◆ **TASK STATEMENT**
Where a line holds the string "report", return that line.

◆ **RAW RECORDS**
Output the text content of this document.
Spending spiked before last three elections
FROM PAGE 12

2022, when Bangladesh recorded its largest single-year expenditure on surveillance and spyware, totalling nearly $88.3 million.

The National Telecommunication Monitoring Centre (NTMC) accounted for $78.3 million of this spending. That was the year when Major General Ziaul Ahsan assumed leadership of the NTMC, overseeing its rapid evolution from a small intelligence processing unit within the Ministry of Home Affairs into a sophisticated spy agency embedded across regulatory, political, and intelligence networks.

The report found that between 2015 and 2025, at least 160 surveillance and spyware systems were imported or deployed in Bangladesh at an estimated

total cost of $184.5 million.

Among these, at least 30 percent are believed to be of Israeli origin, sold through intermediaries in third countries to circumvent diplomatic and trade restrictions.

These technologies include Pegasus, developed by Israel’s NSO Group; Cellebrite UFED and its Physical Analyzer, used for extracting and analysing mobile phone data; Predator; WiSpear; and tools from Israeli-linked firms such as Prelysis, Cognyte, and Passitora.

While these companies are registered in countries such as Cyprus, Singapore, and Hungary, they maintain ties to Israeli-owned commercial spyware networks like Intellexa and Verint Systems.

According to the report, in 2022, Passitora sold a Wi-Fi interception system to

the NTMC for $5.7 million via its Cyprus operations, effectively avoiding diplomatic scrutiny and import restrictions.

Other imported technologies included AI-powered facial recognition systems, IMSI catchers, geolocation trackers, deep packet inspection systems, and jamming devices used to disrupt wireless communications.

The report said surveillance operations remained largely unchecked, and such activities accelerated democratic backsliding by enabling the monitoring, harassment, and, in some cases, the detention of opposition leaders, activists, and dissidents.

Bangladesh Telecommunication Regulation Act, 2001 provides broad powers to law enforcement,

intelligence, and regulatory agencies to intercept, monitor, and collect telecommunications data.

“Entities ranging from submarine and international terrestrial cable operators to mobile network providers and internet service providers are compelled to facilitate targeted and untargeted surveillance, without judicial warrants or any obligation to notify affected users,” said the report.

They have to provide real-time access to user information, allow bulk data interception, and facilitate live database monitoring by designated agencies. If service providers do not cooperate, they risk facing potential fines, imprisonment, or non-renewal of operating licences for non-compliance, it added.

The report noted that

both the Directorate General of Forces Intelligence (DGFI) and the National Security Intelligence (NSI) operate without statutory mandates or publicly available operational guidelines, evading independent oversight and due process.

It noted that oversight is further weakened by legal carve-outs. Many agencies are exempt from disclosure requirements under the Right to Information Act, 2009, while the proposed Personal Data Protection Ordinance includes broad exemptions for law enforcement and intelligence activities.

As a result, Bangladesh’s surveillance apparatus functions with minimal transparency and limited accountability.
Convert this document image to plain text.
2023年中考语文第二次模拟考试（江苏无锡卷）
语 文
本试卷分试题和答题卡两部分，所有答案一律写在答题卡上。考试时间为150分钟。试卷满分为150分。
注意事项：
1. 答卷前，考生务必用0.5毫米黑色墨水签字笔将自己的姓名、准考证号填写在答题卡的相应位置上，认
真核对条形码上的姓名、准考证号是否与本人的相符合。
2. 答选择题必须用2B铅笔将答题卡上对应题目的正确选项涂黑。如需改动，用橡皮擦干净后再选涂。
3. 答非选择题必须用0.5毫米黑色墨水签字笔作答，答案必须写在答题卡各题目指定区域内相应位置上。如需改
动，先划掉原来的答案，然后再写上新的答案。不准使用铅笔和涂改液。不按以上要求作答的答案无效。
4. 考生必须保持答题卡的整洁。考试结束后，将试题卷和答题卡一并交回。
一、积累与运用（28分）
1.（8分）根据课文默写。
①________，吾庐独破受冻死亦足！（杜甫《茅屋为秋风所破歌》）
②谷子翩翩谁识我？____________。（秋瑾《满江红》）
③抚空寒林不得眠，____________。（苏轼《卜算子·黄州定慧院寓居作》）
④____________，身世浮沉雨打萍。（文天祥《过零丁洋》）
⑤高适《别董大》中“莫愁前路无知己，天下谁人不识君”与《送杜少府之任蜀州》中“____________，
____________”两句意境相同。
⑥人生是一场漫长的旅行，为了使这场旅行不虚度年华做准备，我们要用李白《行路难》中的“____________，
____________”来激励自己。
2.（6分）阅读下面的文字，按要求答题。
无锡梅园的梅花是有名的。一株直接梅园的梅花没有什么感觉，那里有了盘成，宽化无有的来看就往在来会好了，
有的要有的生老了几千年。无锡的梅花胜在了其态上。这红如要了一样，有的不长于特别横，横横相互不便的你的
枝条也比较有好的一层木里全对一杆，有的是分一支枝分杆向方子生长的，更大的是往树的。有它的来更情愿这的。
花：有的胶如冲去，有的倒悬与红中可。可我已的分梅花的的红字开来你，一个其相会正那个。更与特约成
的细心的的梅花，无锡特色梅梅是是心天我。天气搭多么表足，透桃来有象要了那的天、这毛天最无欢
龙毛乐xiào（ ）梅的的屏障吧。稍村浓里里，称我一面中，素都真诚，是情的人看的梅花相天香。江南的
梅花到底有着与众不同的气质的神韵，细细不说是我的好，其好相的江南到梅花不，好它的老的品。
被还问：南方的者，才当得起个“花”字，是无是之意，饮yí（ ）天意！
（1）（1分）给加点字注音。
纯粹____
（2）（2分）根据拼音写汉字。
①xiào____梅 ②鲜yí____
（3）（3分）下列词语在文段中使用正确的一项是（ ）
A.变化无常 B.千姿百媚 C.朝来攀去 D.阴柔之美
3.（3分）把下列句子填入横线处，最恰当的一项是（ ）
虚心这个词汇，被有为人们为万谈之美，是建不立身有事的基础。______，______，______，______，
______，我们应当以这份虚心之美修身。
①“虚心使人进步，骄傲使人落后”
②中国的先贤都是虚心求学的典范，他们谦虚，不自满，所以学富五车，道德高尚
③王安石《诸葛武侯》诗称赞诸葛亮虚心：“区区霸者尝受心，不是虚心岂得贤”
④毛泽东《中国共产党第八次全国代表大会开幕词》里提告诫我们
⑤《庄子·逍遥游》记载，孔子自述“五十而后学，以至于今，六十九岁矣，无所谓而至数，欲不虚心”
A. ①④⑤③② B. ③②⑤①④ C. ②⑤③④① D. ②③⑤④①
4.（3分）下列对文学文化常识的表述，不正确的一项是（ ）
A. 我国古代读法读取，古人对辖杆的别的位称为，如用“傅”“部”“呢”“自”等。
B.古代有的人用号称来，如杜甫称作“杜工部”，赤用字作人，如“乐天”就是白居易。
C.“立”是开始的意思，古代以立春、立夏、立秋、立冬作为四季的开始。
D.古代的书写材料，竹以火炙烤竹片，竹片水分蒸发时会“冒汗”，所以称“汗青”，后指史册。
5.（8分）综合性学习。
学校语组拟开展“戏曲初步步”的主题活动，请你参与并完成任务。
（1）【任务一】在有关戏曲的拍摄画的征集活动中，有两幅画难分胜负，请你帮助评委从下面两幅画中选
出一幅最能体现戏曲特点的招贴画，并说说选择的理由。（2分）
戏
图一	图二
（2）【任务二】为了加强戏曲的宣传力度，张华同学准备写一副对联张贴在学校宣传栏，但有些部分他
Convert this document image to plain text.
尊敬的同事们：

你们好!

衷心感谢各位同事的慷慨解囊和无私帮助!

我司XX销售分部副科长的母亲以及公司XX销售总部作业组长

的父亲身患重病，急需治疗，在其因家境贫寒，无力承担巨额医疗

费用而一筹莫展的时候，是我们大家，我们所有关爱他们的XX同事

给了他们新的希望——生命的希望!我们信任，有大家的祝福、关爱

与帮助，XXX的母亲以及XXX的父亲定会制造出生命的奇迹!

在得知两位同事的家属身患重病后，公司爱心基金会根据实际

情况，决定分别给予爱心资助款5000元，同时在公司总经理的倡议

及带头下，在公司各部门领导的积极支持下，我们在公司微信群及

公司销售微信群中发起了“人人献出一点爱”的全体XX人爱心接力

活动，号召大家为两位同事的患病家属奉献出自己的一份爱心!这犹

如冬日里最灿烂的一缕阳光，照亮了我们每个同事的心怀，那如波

◆ **EXERCISE ANSWER**
The report found that between 2015 and 2025, at least 160 surveillance and spyware systems were imported or deployed in Bangladesh at an estimated
According to the report, in 2022, Passitora sold a Wi-Fi interception system to
The report said surveillance operations remained largely unchecked, and such activities accelerated democratic backsliding by enabling the monitoring, harassment, and, in some cases, the detention of opposition leaders, activists, and dissidents.
“Entities ranging from submarine and international terrestrial cable operators to mobile network providers and internet service providers are compelled to facilitate targeted and untargeted surveillance, without judicial warrants or any obligation to notify affected users,” said the report.
The report noted that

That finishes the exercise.